··· Records for this task ···

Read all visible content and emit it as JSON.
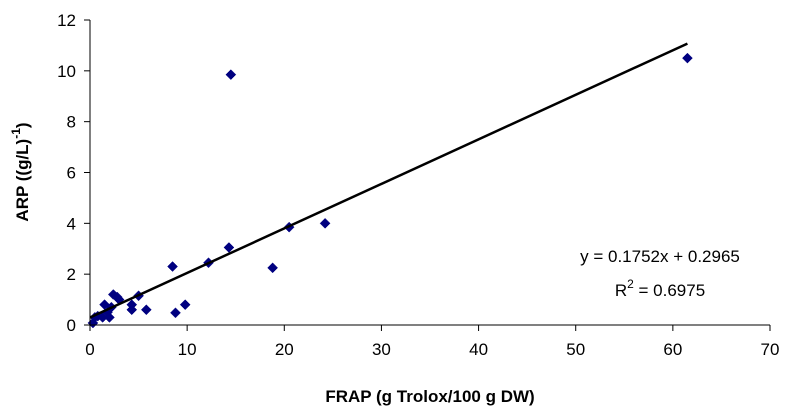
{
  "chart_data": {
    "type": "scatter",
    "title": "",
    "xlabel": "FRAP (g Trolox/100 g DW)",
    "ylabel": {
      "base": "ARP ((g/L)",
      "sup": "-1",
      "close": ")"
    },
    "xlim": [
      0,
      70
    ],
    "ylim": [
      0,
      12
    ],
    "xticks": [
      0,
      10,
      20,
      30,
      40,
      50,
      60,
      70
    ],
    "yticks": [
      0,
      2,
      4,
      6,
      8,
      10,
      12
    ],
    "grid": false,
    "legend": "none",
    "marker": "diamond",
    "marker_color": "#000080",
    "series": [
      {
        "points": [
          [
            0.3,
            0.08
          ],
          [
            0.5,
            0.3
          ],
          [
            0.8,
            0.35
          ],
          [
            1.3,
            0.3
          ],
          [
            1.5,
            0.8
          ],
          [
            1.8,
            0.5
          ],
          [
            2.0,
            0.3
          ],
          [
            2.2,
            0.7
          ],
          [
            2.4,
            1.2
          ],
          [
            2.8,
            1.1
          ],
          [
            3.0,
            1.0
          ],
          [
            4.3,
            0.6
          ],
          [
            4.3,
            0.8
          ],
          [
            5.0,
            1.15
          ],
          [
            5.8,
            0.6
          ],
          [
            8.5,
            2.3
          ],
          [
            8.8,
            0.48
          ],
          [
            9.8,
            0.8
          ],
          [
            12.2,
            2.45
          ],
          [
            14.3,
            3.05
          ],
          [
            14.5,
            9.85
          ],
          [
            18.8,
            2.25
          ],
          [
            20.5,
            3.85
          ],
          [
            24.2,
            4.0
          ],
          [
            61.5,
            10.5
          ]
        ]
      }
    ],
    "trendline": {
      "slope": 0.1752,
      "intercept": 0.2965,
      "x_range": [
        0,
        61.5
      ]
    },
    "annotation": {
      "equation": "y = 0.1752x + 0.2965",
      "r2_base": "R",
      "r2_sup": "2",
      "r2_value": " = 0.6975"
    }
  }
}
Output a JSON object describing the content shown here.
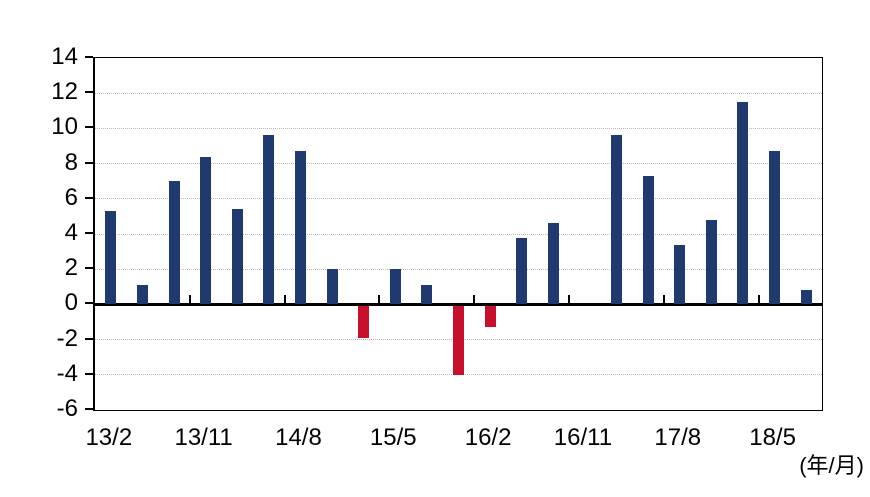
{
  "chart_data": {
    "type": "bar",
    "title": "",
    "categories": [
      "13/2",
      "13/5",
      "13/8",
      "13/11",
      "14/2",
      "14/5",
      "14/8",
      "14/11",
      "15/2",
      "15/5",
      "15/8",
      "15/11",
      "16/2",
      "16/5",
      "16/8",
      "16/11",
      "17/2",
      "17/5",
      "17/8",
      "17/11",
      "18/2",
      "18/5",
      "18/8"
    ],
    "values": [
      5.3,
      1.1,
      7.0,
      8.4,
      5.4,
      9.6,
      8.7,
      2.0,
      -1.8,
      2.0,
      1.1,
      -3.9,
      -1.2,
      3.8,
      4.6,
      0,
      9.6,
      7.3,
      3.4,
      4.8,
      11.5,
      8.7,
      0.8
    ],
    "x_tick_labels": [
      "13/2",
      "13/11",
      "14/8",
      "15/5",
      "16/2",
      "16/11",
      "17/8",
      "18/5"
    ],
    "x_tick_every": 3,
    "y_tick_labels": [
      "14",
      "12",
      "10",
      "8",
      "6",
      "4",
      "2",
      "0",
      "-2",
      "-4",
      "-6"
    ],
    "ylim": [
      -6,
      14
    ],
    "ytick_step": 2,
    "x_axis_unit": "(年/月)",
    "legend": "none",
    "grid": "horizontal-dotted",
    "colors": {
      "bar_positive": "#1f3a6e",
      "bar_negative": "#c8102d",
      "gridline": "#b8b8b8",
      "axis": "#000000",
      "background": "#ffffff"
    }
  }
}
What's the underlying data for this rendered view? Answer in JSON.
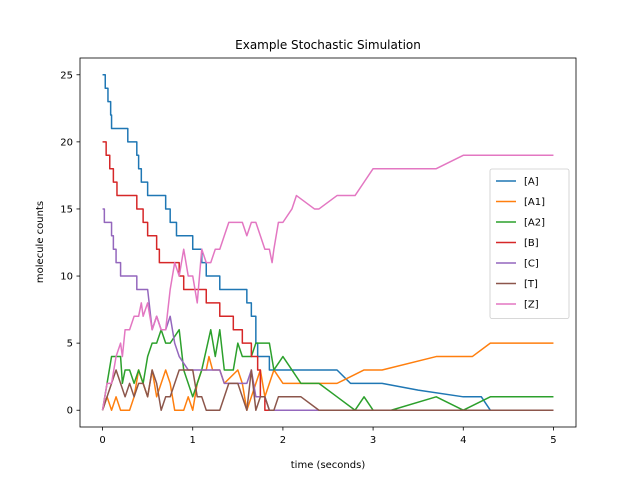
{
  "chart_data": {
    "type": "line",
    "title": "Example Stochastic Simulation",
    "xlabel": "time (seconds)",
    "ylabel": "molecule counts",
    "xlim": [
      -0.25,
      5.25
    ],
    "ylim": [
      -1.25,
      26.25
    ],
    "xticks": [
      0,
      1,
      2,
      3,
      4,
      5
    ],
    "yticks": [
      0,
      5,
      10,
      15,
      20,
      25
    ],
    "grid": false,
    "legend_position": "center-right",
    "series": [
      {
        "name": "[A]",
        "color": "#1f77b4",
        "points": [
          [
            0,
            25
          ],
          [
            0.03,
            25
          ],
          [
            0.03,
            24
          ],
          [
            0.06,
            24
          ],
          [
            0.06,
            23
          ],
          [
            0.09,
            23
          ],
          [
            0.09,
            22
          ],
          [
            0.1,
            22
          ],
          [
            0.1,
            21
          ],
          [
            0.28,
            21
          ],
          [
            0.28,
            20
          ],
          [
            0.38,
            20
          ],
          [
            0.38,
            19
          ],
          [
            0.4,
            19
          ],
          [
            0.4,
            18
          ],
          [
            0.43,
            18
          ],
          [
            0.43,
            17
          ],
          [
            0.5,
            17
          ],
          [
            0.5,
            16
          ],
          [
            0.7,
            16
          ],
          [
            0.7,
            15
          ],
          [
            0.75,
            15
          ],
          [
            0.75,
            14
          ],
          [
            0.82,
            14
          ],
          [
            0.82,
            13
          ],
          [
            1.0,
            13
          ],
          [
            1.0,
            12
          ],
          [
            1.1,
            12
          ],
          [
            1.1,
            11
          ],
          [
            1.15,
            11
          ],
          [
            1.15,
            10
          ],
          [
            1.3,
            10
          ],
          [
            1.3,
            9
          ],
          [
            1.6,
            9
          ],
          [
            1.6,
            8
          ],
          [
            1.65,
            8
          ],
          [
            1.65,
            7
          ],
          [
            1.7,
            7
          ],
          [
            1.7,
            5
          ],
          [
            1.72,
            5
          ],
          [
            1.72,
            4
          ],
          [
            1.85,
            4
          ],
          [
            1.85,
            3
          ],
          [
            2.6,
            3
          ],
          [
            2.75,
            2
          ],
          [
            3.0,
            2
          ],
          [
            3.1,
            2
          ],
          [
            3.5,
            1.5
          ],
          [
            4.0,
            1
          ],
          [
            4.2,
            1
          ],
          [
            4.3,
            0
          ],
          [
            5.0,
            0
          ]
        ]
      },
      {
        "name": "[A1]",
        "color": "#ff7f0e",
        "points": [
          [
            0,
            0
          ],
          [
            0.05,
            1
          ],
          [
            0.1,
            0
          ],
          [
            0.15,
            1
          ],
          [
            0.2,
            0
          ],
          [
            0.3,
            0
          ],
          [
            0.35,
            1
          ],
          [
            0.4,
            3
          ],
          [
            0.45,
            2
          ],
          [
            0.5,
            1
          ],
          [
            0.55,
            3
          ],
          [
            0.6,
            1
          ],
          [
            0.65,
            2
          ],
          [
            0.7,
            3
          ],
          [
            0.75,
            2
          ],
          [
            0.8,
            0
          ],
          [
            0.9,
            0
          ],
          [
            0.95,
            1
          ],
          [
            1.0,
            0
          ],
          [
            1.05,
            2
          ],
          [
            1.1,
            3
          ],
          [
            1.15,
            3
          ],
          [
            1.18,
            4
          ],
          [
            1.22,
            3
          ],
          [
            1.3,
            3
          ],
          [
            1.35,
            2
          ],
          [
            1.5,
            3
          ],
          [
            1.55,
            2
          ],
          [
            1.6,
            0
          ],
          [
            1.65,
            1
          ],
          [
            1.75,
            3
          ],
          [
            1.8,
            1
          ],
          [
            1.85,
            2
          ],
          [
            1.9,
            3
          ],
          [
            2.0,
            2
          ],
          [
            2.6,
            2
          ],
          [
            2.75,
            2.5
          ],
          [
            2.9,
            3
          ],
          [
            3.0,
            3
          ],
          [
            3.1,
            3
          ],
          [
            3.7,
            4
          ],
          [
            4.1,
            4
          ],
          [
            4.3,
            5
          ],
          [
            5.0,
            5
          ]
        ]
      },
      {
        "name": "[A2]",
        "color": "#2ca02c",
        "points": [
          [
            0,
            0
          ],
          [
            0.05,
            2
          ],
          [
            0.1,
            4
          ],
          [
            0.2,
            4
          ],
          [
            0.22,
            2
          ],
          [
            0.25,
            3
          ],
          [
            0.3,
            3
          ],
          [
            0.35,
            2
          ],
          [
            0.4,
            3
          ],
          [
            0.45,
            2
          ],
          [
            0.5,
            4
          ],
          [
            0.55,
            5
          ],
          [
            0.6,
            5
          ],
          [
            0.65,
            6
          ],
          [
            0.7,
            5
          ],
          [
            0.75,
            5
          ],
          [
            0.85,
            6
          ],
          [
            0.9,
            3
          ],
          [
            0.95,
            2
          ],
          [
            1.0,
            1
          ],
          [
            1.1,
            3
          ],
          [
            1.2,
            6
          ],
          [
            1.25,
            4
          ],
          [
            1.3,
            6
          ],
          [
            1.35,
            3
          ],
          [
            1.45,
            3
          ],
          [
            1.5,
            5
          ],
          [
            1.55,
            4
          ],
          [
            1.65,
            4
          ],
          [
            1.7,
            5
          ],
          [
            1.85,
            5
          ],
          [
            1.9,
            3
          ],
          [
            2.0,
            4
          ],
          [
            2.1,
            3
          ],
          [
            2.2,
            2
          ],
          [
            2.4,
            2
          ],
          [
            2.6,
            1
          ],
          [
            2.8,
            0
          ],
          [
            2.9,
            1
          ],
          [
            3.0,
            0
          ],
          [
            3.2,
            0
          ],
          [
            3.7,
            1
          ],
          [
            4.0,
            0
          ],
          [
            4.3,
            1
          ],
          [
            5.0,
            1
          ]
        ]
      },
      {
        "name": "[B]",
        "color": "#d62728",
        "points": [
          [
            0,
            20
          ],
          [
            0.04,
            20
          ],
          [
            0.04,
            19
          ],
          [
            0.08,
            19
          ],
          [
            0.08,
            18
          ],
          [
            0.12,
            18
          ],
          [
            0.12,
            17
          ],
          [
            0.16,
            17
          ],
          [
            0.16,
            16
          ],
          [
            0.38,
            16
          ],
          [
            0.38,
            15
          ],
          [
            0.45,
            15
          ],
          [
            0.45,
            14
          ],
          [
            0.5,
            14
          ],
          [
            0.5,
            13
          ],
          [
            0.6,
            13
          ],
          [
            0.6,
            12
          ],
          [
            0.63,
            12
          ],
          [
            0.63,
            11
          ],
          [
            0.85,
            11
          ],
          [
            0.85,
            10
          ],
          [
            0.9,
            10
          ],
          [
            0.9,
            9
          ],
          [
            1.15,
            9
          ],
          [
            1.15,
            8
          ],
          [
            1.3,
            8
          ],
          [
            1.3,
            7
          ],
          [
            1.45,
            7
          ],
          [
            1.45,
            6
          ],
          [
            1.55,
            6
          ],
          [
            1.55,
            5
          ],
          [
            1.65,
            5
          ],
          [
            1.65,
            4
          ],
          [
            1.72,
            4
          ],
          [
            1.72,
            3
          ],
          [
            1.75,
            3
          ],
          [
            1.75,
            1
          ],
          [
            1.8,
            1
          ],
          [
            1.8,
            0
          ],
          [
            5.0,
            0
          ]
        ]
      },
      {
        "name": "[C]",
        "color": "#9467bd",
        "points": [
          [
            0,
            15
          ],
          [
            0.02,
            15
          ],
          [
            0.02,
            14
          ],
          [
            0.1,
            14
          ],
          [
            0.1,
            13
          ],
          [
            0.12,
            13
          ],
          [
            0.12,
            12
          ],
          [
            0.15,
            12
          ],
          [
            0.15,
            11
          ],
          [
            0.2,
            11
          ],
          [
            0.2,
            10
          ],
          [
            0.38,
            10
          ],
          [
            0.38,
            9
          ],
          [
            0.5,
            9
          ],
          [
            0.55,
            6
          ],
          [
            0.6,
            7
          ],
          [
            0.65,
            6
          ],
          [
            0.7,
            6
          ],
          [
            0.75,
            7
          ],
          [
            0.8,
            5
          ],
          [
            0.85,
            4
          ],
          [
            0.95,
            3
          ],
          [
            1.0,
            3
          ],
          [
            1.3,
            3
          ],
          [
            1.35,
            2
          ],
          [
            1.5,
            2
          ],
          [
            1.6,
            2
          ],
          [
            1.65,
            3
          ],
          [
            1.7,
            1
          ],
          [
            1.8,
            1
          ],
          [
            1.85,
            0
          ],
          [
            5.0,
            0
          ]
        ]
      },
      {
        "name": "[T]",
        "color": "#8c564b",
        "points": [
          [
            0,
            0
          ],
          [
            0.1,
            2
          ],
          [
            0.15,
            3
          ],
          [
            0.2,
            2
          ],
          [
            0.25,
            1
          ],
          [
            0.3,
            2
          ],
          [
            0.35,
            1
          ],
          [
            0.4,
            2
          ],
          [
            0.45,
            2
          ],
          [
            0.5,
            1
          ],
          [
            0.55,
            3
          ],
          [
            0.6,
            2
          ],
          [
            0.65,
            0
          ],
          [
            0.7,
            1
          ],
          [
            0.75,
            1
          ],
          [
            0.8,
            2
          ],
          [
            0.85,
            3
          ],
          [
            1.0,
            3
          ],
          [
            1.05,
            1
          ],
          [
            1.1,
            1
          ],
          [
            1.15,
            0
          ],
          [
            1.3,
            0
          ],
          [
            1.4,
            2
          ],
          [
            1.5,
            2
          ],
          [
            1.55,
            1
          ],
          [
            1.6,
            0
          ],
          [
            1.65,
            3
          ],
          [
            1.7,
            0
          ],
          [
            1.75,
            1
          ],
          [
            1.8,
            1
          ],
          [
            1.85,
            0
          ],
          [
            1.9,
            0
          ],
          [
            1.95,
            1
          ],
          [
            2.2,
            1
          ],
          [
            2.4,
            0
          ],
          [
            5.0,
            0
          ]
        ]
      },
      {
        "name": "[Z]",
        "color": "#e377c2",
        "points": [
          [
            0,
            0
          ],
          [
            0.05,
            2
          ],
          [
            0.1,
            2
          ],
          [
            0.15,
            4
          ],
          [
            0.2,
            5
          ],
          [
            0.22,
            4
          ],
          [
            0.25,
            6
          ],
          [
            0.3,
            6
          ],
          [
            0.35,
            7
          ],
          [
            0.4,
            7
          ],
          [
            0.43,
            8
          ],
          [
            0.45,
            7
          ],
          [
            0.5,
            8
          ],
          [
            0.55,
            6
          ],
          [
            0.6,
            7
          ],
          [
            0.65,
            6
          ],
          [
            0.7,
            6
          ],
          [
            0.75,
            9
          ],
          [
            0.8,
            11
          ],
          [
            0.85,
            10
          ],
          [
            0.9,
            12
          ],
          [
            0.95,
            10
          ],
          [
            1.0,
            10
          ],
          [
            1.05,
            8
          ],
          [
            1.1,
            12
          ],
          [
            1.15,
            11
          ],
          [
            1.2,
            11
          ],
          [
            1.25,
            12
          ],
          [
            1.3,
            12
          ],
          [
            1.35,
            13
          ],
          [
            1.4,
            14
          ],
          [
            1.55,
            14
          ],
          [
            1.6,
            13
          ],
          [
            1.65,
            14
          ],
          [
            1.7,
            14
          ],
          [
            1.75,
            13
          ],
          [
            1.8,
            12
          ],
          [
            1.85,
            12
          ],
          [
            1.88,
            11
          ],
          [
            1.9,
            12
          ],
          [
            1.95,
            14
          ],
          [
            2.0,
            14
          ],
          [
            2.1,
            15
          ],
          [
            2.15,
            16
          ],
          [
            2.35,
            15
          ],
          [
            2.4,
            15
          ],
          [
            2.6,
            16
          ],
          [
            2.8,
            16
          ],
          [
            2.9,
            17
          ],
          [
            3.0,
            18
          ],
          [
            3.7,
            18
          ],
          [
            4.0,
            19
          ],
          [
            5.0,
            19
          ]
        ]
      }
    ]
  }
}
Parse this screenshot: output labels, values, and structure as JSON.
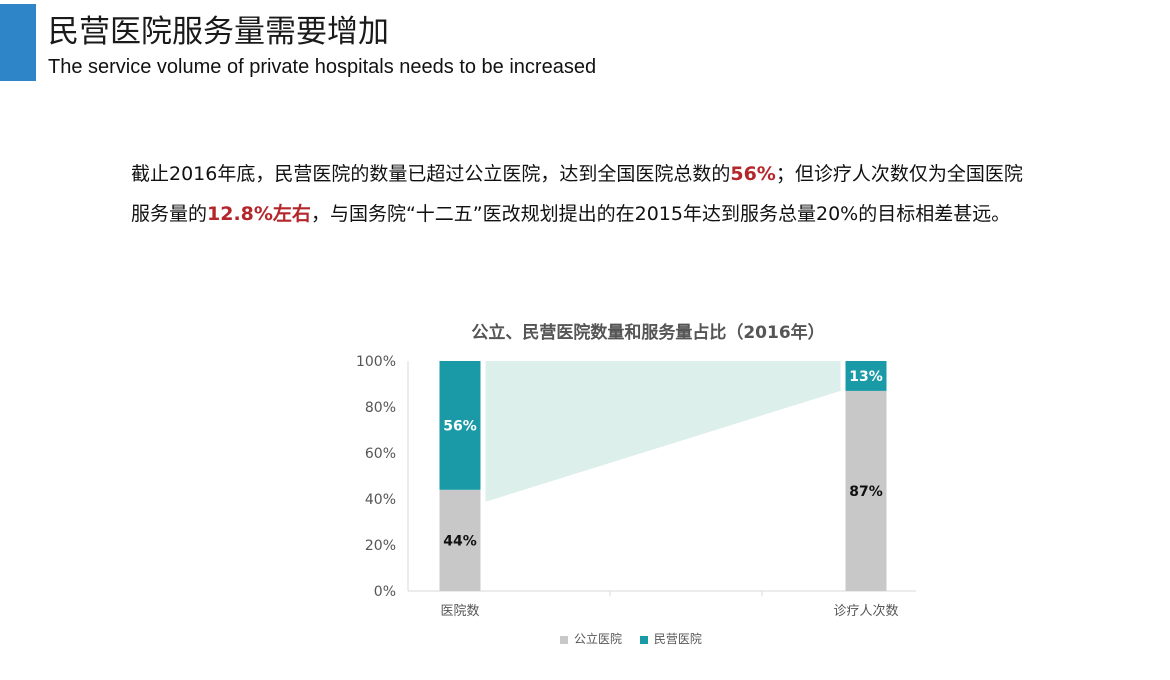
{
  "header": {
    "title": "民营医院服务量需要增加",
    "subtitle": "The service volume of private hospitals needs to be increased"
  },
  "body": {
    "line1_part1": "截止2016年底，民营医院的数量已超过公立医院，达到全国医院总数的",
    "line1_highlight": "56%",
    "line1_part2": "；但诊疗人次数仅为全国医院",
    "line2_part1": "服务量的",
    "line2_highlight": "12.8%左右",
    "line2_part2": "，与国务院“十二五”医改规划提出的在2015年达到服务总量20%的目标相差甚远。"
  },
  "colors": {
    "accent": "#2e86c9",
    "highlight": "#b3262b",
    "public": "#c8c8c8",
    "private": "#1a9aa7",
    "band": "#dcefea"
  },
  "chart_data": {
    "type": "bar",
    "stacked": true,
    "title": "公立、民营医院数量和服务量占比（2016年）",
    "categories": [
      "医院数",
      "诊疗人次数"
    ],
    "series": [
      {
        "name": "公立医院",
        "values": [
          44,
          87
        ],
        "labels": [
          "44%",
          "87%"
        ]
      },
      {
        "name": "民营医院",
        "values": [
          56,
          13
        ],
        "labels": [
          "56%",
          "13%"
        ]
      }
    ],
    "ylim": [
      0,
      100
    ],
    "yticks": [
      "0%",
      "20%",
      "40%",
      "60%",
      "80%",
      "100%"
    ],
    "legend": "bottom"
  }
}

···

● **Task prompt**
Select all lines with the word "type" from the entries above.

● **Exercise solution**
    "type": "scatter",
    "type": "bar",
    "type": "line",
    "type": "bar",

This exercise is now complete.